> **TASK STATEMENT**: Output the data below in full, character for character.
------------
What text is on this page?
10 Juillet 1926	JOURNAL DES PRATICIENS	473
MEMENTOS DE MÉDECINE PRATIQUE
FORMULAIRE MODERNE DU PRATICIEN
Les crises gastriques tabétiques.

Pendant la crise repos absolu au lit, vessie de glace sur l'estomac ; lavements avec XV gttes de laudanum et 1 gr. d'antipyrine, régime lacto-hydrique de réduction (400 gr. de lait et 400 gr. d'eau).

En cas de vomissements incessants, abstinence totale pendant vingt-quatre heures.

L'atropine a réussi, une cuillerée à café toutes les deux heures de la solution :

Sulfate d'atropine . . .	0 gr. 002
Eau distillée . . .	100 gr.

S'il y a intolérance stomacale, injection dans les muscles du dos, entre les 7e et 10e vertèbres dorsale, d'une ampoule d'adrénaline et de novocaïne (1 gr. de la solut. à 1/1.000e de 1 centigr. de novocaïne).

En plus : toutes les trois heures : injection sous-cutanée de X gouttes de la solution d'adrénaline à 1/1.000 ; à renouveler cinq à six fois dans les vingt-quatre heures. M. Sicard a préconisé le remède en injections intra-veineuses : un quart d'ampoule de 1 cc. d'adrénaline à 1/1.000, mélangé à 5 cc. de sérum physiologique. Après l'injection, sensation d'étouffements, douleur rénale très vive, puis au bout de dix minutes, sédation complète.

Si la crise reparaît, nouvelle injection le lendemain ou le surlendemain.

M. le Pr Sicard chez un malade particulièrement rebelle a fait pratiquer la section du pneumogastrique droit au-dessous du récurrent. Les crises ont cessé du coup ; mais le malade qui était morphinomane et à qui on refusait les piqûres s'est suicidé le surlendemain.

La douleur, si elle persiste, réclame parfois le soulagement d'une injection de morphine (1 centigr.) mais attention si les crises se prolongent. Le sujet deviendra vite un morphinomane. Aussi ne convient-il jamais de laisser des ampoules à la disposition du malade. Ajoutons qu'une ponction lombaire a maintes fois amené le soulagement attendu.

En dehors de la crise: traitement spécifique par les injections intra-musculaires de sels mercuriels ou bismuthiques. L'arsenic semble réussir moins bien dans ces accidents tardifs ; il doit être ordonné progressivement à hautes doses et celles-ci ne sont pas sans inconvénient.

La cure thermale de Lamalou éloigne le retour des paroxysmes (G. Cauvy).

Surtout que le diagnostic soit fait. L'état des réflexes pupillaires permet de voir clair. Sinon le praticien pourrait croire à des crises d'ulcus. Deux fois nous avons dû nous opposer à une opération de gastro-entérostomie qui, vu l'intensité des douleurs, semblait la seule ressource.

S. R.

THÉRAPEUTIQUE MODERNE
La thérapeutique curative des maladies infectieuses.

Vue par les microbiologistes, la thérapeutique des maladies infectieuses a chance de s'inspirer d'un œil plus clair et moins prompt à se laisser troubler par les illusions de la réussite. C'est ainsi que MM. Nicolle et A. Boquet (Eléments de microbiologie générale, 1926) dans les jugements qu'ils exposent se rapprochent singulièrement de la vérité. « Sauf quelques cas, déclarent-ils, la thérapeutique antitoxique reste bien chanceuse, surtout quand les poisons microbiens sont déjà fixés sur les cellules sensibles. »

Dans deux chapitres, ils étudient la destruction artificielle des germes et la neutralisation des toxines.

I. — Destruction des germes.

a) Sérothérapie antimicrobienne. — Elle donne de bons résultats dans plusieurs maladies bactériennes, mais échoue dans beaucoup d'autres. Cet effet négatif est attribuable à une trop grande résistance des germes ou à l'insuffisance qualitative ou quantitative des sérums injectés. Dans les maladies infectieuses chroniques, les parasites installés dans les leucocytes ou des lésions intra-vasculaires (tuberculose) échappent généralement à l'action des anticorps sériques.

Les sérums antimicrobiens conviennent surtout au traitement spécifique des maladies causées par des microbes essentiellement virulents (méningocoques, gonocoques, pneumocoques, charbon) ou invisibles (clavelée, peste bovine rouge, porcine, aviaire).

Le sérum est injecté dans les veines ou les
------------
> **RESULT OF THIS TASK**:
What text is on this page?
10 Juillet 1926	JOURNAL DES PRATICIENS	473
MEMENTOS DE MÉDECINE PRATIQUE
FORMULAIRE MODERNE DU PRATICIEN
Les crises gastriques tabétiques.

Pendant la crise repos absolu au lit, vessie de glace sur l'estomac ; lavements avec XV gttes de laudanum et 1 gr. d'antipyrine, régime lacto-hydrique de réduction (400 gr. de lait et 400 gr. d'eau).

En cas de vomissements incessants, abstinence totale pendant vingt-quatre heures.

L'atropine a réussi, une cuillerée à café toutes les deux heures de la solution :

Sulfate d'atropine . . .	0 gr. 002
Eau distillée . . .	100 gr.

S'il y a intolérance stomacale, injection dans les muscles du dos, entre les 7e et 10e vertèbres dorsale, d'une ampoule d'adrénaline et de novocaïne (1 gr. de la solut. à 1/1.000e de 1 centigr. de novocaïne).

En plus : toutes les trois heures : injection sous-cutanée de X gouttes de la solution d'adrénaline à 1/1.000 ; à renouveler cinq à six fois dans les vingt-quatre heures. M. Sicard a préconisé le remède en injections intra-veineuses : un quart d'ampoule de 1 cc. d'adrénaline à 1/1.000, mélangé à 5 cc. de sérum physiologique. Après l'injection, sensation d'étouffements, douleur rénale très vive, puis au bout de dix minutes, sédation complète.

Si la crise reparaît, nouvelle injection le lendemain ou le surlendemain.

M. le Pr Sicard chez un malade particulièrement rebelle a fait pratiquer la section du pneumogastrique droit au-dessous du récurrent. Les crises ont cessé du coup ; mais le malade qui était morphinomane et à qui on refusait les piqûres s'est suicidé le surlendemain.

La douleur, si elle persiste, réclame parfois le soulagement d'une injection de morphine (1 centigr.) mais attention si les crises se prolongent. Le sujet deviendra vite un morphinomane. Aussi ne convient-il jamais de laisser des ampoules à la disposition du malade. Ajoutons qu'une ponction lombaire a maintes fois amené le soulagement attendu.

En dehors de la crise: traitement spécifique par les injections intra-musculaires de sels mercuriels ou bismuthiques. L'arsenic semble réussir moins bien dans ces accidents tardifs ; il doit être ordonné progressivement à hautes doses et celles-ci ne sont pas sans inconvénient.

La cure thermale de Lamalou éloigne le retour des paroxysmes (G. Cauvy).

Surtout que le diagnostic soit fait. L'état des réflexes pupillaires permet de voir clair. Sinon le praticien pourrait croire à des crises d'ulcus. Deux fois nous avons dû nous opposer à une opération de gastro-entérostomie qui, vu l'intensité des douleurs, semblait la seule ressource.

S. R.

THÉRAPEUTIQUE MODERNE
La thérapeutique curative des maladies infectieuses.

Vue par les microbiologistes, la thérapeutique des maladies infectieuses a chance de s'inspirer d'un œil plus clair et moins prompt à se laisser troubler par les illusions de la réussite. C'est ainsi que MM. Nicolle et A. Boquet (Eléments de microbiologie générale, 1926) dans les jugements qu'ils exposent se rapprochent singulièrement de la vérité. « Sauf quelques cas, déclarent-ils, la thérapeutique antitoxique reste bien chanceuse, surtout quand les poisons microbiens sont déjà fixés sur les cellules sensibles. »

Dans deux chapitres, ils étudient la destruction artificielle des germes et la neutralisation des toxines.

I. — Destruction des germes.

a) Sérothérapie antimicrobienne. — Elle donne de bons résultats dans plusieurs maladies bactériennes, mais échoue dans beaucoup d'autres. Cet effet négatif est attribuable à une trop grande résistance des germes ou à l'insuffisance qualitative ou quantitative des sérums injectés. Dans les maladies infectieuses chroniques, les parasites installés dans les leucocytes ou des lésions intra-vasculaires (tuberculose) échappent généralement à l'action des anticorps sériques.

Les sérums antimicrobiens conviennent surtout au traitement spécifique des maladies causées par des microbes essentiellement virulents (méningocoques, gonocoques, pneumocoques, charbon) ou invisibles (clavelée, peste bovine rouge, porcine, aviaire).

Le sérum est injecté dans les veines ou les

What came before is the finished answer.